● **THE PROBLEM**: Output the data below in full, character for character.

═════ DATASET RECORDS

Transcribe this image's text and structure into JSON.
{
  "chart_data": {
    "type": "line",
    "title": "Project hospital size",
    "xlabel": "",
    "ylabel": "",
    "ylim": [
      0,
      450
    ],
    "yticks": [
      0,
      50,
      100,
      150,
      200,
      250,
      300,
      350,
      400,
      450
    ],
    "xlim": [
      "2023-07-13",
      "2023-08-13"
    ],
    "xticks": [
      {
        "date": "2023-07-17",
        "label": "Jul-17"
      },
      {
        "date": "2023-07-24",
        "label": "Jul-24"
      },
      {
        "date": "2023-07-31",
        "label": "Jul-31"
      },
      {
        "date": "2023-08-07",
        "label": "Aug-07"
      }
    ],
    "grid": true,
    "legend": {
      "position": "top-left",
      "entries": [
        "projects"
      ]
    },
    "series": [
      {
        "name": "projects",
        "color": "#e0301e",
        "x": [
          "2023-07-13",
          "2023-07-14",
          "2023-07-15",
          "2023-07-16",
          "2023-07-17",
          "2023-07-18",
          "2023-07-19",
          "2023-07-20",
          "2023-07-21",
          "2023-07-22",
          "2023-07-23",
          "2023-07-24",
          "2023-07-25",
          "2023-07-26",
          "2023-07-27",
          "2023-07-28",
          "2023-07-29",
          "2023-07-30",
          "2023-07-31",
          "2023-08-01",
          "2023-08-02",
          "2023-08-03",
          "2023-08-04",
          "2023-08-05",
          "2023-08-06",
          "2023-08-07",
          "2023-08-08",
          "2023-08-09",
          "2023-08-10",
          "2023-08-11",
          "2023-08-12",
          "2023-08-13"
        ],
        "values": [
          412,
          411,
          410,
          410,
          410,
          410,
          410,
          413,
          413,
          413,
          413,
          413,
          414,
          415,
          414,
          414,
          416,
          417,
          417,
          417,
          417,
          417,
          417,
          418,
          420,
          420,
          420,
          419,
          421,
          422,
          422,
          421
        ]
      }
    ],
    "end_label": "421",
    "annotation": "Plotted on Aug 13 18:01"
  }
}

══════════

● **TASK SOLUTION**:
Transcribe this image's text and structure into JSON.
{
  "chart_data": {
    "type": "line",
    "title": "Project hospital size",
    "xlabel": "",
    "ylabel": "",
    "ylim": [
      0,
      450
    ],
    "yticks": [
      0,
      50,
      100,
      150,
      200,
      250,
      300,
      350,
      400,
      450
    ],
    "xlim": [
      "2023-07-13",
      "2023-08-13"
    ],
    "xticks": [
      {
        "date": "2023-07-17",
        "label": "Jul-17"
      },
      {
        "date": "2023-07-24",
        "label": "Jul-24"
      },
      {
        "date": "2023-07-31",
        "label": "Jul-31"
      },
      {
        "date": "2023-08-07",
        "label": "Aug-07"
      }
    ],
    "grid": true,
    "legend": {
      "position": "top-left",
      "entries": [
        "projects"
      ]
    },
    "series": [
      {
        "name": "projects",
        "color": "#e0301e",
        "x": [
          "2023-07-13",
          "2023-07-14",
          "2023-07-15",
          "2023-07-16",
          "2023-07-17",
          "2023-07-18",
          "2023-07-19",
          "2023-07-20",
          "2023-07-21",
          "2023-07-22",
          "2023-07-23",
          "2023-07-24",
          "2023-07-25",
          "2023-07-26",
          "2023-07-27",
          "2023-07-28",
          "2023-07-29",
          "2023-07-30",
          "2023-07-31",
          "2023-08-01",
          "2023-08-02",
          "2023-08-03",
          "2023-08-04",
          "2023-08-05",
          "2023-08-06",
          "2023-08-07",
          "2023-08-08",
          "2023-08-09",
          "2023-08-10",
          "2023-08-11",
          "2023-08-12",
          "2023-08-13"
        ],
        "values": [
          412,
          411,
          410,
          410,
          410,
          410,
          410,
          413,
          413,
          413,
          413,
          413,
          414,
          415,
          414,
          414,
          416,
          417,
          417,
          417,
          417,
          417,
          417,
          418,
          420,
          420,
          420,
          419,
          421,
          422,
          422,
          421
        ]
      }
    ],
    "end_label": "421",
    "annotation": "Plotted on Aug 13 18:01"
  }
}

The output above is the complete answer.